┌──

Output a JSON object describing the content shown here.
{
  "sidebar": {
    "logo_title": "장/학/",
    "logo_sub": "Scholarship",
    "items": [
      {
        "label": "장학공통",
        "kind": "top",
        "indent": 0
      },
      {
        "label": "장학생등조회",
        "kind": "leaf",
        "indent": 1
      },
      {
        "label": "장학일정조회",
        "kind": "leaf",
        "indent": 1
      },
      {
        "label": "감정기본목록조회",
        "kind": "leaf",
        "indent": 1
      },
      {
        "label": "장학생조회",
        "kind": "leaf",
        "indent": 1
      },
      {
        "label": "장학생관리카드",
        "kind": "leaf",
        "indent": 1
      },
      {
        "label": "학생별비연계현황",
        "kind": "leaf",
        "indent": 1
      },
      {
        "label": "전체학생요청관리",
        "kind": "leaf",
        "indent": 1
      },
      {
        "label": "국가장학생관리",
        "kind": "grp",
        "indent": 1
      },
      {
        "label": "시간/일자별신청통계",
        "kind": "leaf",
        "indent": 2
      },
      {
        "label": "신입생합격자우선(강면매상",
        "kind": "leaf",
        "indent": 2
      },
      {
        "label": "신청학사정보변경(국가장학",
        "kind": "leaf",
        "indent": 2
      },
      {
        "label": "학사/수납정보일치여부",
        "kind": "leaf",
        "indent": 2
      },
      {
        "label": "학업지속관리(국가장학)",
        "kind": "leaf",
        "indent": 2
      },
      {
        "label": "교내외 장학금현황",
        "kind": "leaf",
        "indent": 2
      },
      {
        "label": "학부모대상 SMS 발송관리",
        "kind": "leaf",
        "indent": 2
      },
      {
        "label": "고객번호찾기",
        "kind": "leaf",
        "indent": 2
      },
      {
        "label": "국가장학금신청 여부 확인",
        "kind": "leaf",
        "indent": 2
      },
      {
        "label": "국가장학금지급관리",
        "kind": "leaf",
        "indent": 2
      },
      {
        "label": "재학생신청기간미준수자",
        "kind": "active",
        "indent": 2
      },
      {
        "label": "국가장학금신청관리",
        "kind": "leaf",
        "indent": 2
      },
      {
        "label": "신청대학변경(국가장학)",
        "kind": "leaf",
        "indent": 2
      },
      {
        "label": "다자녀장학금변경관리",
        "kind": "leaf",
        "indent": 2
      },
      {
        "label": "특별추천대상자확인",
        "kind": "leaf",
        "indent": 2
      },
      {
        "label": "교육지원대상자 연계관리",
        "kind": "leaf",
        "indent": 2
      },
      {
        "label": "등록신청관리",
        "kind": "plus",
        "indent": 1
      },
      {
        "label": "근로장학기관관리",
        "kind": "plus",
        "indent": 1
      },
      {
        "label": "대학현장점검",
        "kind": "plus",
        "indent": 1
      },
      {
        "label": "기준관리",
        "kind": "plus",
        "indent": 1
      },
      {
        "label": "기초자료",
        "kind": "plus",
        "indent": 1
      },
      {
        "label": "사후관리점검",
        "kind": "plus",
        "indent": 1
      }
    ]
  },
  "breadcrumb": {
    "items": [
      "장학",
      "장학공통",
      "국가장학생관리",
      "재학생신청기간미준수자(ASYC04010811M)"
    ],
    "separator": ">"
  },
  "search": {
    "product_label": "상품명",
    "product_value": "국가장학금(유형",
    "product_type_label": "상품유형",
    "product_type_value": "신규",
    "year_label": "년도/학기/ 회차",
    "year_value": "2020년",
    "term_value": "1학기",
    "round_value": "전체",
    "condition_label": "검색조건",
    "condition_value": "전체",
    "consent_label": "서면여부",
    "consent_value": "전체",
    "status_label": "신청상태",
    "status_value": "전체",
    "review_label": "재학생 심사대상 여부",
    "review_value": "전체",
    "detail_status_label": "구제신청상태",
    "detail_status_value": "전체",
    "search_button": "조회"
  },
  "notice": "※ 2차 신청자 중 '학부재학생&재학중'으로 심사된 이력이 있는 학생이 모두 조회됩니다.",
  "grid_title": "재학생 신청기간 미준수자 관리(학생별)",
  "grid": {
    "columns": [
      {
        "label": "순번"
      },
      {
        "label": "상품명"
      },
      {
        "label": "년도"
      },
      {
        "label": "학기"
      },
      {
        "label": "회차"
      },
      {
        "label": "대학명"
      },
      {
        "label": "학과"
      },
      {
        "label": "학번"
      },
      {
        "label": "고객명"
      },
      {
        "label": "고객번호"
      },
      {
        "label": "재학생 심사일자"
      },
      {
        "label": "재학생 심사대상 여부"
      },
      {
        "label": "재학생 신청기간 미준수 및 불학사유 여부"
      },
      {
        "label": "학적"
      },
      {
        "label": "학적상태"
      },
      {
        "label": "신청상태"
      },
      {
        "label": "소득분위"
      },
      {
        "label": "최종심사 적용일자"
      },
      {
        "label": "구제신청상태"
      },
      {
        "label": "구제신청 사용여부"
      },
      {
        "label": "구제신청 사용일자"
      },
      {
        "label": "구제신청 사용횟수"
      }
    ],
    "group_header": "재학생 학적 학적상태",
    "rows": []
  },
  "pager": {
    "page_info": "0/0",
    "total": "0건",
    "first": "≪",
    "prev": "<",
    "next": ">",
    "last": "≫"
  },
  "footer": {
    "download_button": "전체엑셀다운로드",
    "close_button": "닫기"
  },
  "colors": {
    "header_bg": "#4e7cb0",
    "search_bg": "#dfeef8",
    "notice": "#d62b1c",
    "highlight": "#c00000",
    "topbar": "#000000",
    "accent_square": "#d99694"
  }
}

└──

THE REQUEST — Write the material out exactly, with nothing left out.

FINAL ANSWER —
Output a JSON object describing the content shown here.
{
  "sidebar": {
    "logo_title": "장/학/",
    "logo_sub": "Scholarship",
    "items": [
      {
        "label": "장학공통",
        "kind": "top",
        "indent": 0
      },
      {
        "label": "장학생등조회",
        "kind": "leaf",
        "indent": 1
      },
      {
        "label": "장학일정조회",
        "kind": "leaf",
        "indent": 1
      },
      {
        "label": "감정기본목록조회",
        "kind": "leaf",
        "indent": 1
      },
      {
        "label": "장학생조회",
        "kind": "leaf",
        "indent": 1
      },
      {
        "label": "장학생관리카드",
        "kind": "leaf",
        "indent": 1
      },
      {
        "label": "학생별비연계현황",
        "kind": "leaf",
        "indent": 1
      },
      {
        "label": "전체학생요청관리",
        "kind": "leaf",
        "indent": 1
      },
      {
        "label": "국가장학생관리",
        "kind": "grp",
        "indent": 1
      },
      {
        "label": "시간/일자별신청통계",
        "kind": "leaf",
        "indent": 2
      },
      {
        "label": "신입생합격자우선(강면매상",
        "kind": "leaf",
        "indent": 2
      },
      {
        "label": "신청학사정보변경(국가장학",
        "kind": "leaf",
        "indent": 2
      },
      {
        "label": "학사/수납정보일치여부",
        "kind": "leaf",
        "indent": 2
      },
      {
        "label": "학업지속관리(국가장학)",
        "kind": "leaf",
        "indent": 2
      },
      {
        "label": "교내외 장학금현황",
        "kind": "leaf",
        "indent": 2
      },
      {
        "label": "학부모대상 SMS 발송관리",
        "kind": "leaf",
        "indent": 2
      },
      {
        "label": "고객번호찾기",
        "kind": "leaf",
        "indent": 2
      },
      {
        "label": "국가장학금신청 여부 확인",
        "kind": "leaf",
        "indent": 2
      },
      {
        "label": "국가장학금지급관리",
        "kind": "leaf",
        "indent": 2
      },
      {
        "label": "재학생신청기간미준수자",
        "kind": "active",
        "indent": 2
      },
      {
        "label": "국가장학금신청관리",
        "kind": "leaf",
        "indent": 2
      },
      {
        "label": "신청대학변경(국가장학)",
        "kind": "leaf",
        "indent": 2
      },
      {
        "label": "다자녀장학금변경관리",
        "kind": "leaf",
        "indent": 2
      },
      {
        "label": "특별추천대상자확인",
        "kind": "leaf",
        "indent": 2
      },
      {
        "label": "교육지원대상자 연계관리",
        "kind": "leaf",
        "indent": 2
      },
      {
        "label": "등록신청관리",
        "kind": "plus",
        "indent": 1
      },
      {
        "label": "근로장학기관관리",
        "kind": "plus",
        "indent": 1
      },
      {
        "label": "대학현장점검",
        "kind": "plus",
        "indent": 1
      },
      {
        "label": "기준관리",
        "kind": "plus",
        "indent": 1
      },
      {
        "label": "기초자료",
        "kind": "plus",
        "indent": 1
      },
      {
        "label": "사후관리점검",
        "kind": "plus",
        "indent": 1
      }
    ]
  },
  "breadcrumb": {
    "items": [
      "장학",
      "장학공통",
      "국가장학생관리",
      "재학생신청기간미준수자(ASYC04010811M)"
    ],
    "separator": ">"
  },
  "search": {
    "product_label": "상품명",
    "product_value": "국가장학금(유형",
    "product_type_label": "상품유형",
    "product_type_value": "신규",
    "year_label": "년도/학기/ 회차",
    "year_value": "2020년",
    "term_value": "1학기",
    "round_value": "전체",
    "condition_label": "검색조건",
    "condition_value": "전체",
    "consent_label": "서면여부",
    "consent_value": "전체",
    "status_label": "신청상태",
    "status_value": "전체",
    "review_label": "재학생 심사대상 여부",
    "review_value": "전체",
    "detail_status_label": "구제신청상태",
    "detail_status_value": "전체",
    "search_button": "조회"
  },
  "notice": "※ 2차 신청자 중 '학부재학생&재학중'으로 심사된 이력이 있는 학생이 모두 조회됩니다.",
  "grid_title": "재학생 신청기간 미준수자 관리(학생별)",
  "grid": {
    "columns": [
      {
        "label": "순번"
      },
      {
        "label": "상품명"
      },
      {
        "label": "년도"
      },
      {
        "label": "학기"
      },
      {
        "label": "회차"
      },
      {
        "label": "대학명"
      },
      {
        "label": "학과"
      },
      {
        "label": "학번"
      },
      {
        "label": "고객명"
      },
      {
        "label": "고객번호"
      },
      {
        "label": "재학생 심사일자"
      },
      {
        "label": "재학생 심사대상 여부"
      },
      {
        "label": "재학생 신청기간 미준수 및 불학사유 여부"
      },
      {
        "label": "학적"
      },
      {
        "label": "학적상태"
      },
      {
        "label": "신청상태"
      },
      {
        "label": "소득분위"
      },
      {
        "label": "최종심사 적용일자"
      },
      {
        "label": "구제신청상태"
      },
      {
        "label": "구제신청 사용여부"
      },
      {
        "label": "구제신청 사용일자"
      },
      {
        "label": "구제신청 사용횟수"
      }
    ],
    "group_header": "재학생 학적 학적상태",
    "rows": []
  },
  "pager": {
    "page_info": "0/0",
    "total": "0건",
    "first": "≪",
    "prev": "<",
    "next": ">",
    "last": "≫"
  },
  "footer": {
    "download_button": "전체엑셀다운로드",
    "close_button": "닫기"
  },
  "colors": {
    "header_bg": "#4e7cb0",
    "search_bg": "#dfeef8",
    "notice": "#d62b1c",
    "highlight": "#c00000",
    "topbar": "#000000",
    "accent_square": "#d99694"
  }
}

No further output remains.